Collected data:

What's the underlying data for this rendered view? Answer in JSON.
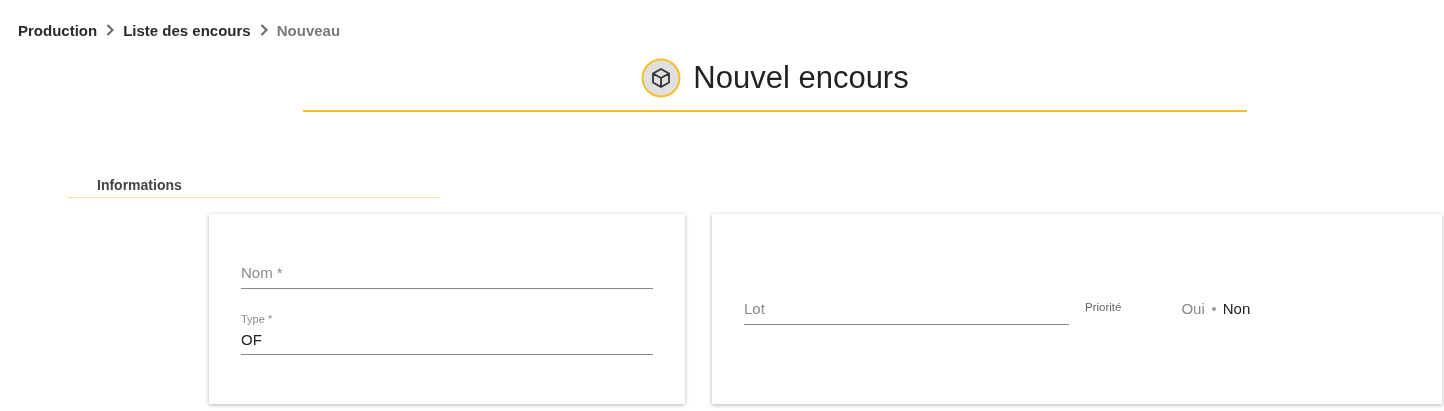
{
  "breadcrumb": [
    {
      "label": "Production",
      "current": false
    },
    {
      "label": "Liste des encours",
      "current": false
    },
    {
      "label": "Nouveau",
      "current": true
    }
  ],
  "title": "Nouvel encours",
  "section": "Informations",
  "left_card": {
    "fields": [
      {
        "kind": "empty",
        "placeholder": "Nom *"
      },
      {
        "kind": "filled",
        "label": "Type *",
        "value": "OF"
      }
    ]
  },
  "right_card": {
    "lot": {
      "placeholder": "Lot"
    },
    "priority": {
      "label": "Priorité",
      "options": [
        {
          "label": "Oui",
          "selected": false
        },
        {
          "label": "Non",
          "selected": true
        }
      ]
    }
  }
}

==

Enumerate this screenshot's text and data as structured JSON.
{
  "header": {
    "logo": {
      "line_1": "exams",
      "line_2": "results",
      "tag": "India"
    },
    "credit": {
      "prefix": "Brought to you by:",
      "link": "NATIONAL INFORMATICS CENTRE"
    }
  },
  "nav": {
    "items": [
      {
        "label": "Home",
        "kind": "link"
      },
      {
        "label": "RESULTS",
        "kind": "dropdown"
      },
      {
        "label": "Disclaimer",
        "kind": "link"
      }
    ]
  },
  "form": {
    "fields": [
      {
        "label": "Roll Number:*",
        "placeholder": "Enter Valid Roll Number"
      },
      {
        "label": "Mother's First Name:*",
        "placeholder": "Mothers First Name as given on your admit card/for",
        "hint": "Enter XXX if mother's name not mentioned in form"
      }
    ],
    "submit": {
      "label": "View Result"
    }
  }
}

__Exercise task__.
Reproduce each line of the material containing the word "Number".

__Solution to the problem__.
        "label": "Roll Number:*",
        "placeholder": "Enter Valid Roll Number"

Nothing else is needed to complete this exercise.